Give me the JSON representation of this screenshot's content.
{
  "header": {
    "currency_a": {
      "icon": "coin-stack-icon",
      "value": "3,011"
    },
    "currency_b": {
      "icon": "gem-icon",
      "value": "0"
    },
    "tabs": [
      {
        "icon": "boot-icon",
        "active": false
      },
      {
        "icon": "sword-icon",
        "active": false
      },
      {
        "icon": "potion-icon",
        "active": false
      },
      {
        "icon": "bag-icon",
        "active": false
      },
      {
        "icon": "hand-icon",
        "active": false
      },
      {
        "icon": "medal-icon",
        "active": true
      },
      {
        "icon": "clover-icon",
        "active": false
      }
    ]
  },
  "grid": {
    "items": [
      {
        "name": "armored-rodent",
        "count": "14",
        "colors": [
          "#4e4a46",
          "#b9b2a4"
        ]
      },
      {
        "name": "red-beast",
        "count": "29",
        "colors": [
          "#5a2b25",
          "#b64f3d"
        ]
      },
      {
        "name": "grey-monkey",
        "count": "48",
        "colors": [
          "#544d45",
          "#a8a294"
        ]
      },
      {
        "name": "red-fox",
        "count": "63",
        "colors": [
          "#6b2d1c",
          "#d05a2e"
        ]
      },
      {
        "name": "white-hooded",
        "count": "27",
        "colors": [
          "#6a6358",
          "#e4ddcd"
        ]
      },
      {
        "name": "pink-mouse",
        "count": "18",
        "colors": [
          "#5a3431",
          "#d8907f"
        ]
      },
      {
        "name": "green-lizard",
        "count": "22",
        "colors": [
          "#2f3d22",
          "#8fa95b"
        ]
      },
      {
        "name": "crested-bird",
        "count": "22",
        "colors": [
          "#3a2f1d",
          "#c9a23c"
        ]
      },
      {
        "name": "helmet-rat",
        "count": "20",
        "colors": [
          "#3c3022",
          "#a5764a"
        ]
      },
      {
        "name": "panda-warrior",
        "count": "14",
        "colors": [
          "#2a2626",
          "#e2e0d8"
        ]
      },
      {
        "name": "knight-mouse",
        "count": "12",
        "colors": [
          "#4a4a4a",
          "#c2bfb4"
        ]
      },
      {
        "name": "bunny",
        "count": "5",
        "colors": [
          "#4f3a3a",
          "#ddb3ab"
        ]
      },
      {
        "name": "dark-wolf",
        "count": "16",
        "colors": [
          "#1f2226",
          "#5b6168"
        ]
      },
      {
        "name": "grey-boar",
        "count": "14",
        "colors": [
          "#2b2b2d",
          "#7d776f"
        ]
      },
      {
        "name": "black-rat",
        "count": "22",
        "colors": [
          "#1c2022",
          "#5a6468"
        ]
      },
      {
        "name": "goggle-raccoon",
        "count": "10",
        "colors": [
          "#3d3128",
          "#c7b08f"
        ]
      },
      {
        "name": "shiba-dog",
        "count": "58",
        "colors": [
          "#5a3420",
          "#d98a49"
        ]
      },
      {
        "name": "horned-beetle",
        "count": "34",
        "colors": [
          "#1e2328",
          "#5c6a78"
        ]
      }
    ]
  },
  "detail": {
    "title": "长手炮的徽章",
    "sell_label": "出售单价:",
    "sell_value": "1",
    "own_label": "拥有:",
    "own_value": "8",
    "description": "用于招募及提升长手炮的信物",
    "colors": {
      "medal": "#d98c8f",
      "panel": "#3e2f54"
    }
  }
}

###

- Given task
Find the word "icon" in the data and show each line that holds it.

- Complete output
      "icon": "coin-stack-icon",
      "icon": "gem-icon",
        "icon": "boot-icon",
        "icon": "sword-icon",
        "icon": "potion-icon",
        "icon": "bag-icon",
        "icon": "hand-icon",
        "icon": "medal-icon",
        "icon": "clover-icon",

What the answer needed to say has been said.